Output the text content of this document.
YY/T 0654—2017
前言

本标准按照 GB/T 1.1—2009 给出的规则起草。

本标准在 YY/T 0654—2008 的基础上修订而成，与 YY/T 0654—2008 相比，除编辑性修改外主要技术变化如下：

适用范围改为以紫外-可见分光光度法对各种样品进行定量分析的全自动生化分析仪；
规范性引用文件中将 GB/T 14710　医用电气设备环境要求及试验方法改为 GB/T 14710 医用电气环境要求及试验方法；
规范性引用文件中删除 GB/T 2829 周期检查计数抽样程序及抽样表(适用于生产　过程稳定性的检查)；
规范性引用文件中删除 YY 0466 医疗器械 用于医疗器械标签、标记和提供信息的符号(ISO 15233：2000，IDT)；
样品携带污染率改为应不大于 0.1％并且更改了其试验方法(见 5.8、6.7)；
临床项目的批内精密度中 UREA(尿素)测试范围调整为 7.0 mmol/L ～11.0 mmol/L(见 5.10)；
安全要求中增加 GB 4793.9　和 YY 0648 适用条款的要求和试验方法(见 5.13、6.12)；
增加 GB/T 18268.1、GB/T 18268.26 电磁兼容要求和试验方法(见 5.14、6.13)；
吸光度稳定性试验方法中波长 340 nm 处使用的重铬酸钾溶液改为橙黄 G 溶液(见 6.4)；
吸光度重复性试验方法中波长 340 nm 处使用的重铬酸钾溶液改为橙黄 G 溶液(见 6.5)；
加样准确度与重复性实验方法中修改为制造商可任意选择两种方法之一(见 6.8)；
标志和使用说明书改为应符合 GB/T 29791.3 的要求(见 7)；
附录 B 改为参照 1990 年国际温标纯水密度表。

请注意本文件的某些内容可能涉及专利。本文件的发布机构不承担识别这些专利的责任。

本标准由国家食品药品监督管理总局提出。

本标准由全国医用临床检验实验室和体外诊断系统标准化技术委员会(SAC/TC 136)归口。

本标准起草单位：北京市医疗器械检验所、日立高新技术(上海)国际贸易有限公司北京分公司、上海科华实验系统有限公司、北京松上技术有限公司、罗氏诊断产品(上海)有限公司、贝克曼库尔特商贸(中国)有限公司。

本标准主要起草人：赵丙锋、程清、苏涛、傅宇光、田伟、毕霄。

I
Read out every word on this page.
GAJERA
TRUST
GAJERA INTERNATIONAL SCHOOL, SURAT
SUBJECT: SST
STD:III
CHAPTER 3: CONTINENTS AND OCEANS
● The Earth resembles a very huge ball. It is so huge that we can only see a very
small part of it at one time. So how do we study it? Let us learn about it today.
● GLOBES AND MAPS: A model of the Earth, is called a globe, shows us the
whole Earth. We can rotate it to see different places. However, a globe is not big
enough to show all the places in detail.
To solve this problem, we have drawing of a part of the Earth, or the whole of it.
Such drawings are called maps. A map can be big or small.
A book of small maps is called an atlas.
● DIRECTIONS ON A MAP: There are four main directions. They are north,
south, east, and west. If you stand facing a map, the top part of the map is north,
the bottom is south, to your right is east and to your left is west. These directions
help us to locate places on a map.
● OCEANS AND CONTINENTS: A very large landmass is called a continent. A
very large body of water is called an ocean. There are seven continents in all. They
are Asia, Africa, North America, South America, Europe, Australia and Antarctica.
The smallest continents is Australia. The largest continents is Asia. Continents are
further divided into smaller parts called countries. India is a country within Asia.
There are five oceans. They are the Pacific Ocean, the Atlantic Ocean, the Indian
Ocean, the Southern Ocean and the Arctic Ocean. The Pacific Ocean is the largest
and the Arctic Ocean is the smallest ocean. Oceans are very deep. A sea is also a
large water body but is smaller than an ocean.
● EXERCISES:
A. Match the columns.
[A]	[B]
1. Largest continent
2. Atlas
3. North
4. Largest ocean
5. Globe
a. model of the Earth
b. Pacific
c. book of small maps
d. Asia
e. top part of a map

- THE PROBLEM -
Copy each line of the records above that carries the word "this".

- ANSWER IN FULL -
Output the text content of this document.
Read out every word on this page.
To solve this problem, we have drawing of a part of the Earth, or the whole of it.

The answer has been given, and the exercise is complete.